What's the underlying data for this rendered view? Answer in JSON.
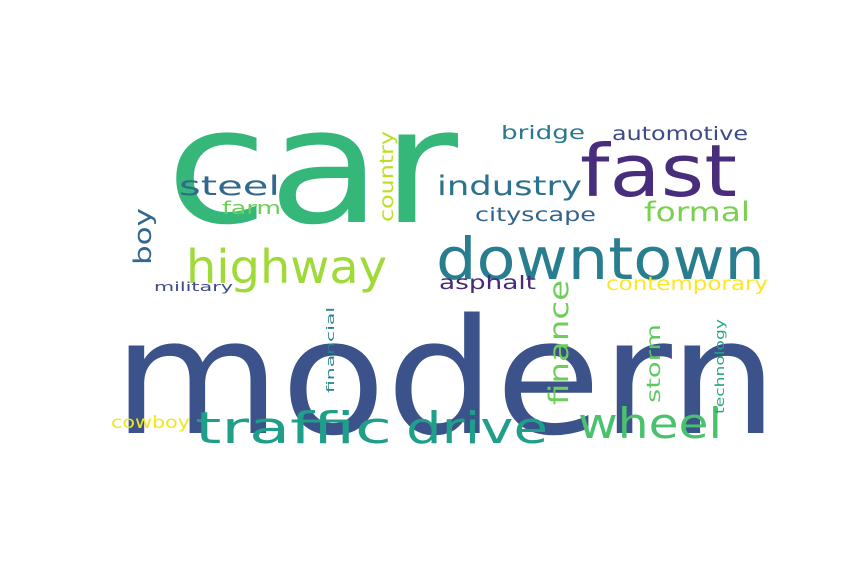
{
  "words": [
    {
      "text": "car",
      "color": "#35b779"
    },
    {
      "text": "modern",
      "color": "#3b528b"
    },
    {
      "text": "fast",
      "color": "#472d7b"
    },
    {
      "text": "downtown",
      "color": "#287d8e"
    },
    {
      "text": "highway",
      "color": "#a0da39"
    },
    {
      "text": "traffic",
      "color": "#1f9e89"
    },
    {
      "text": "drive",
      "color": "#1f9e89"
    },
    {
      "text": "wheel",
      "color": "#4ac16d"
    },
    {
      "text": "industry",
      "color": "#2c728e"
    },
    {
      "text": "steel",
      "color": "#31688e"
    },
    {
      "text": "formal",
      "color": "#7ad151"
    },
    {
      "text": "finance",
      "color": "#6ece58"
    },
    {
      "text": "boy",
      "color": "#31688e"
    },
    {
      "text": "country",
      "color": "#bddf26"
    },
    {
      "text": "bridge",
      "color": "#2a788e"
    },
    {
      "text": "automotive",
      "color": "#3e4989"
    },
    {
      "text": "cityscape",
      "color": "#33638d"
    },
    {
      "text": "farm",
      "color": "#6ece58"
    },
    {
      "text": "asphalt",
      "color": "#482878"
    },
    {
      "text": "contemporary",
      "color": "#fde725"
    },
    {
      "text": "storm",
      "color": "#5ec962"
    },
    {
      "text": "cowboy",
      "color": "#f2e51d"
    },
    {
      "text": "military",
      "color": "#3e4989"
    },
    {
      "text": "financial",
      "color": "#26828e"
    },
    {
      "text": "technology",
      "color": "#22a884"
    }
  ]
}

§ **TASK DESCRIPTION**
Every record above should be written out again exactly; the pictures stay out of the copy.

§ **EXPECTED ANSWER**
What's the underlying data for this rendered view? Answer in JSON.
{
  "words": [
    {
      "text": "car",
      "color": "#35b779"
    },
    {
      "text": "modern",
      "color": "#3b528b"
    },
    {
      "text": "fast",
      "color": "#472d7b"
    },
    {
      "text": "downtown",
      "color": "#287d8e"
    },
    {
      "text": "highway",
      "color": "#a0da39"
    },
    {
      "text": "traffic",
      "color": "#1f9e89"
    },
    {
      "text": "drive",
      "color": "#1f9e89"
    },
    {
      "text": "wheel",
      "color": "#4ac16d"
    },
    {
      "text": "industry",
      "color": "#2c728e"
    },
    {
      "text": "steel",
      "color": "#31688e"
    },
    {
      "text": "formal",
      "color": "#7ad151"
    },
    {
      "text": "finance",
      "color": "#6ece58"
    },
    {
      "text": "boy",
      "color": "#31688e"
    },
    {
      "text": "country",
      "color": "#bddf26"
    },
    {
      "text": "bridge",
      "color": "#2a788e"
    },
    {
      "text": "automotive",
      "color": "#3e4989"
    },
    {
      "text": "cityscape",
      "color": "#33638d"
    },
    {
      "text": "farm",
      "color": "#6ece58"
    },
    {
      "text": "asphalt",
      "color": "#482878"
    },
    {
      "text": "contemporary",
      "color": "#fde725"
    },
    {
      "text": "storm",
      "color": "#5ec962"
    },
    {
      "text": "cowboy",
      "color": "#f2e51d"
    },
    {
      "text": "military",
      "color": "#3e4989"
    },
    {
      "text": "financial",
      "color": "#26828e"
    },
    {
      "text": "technology",
      "color": "#22a884"
    }
  ]
}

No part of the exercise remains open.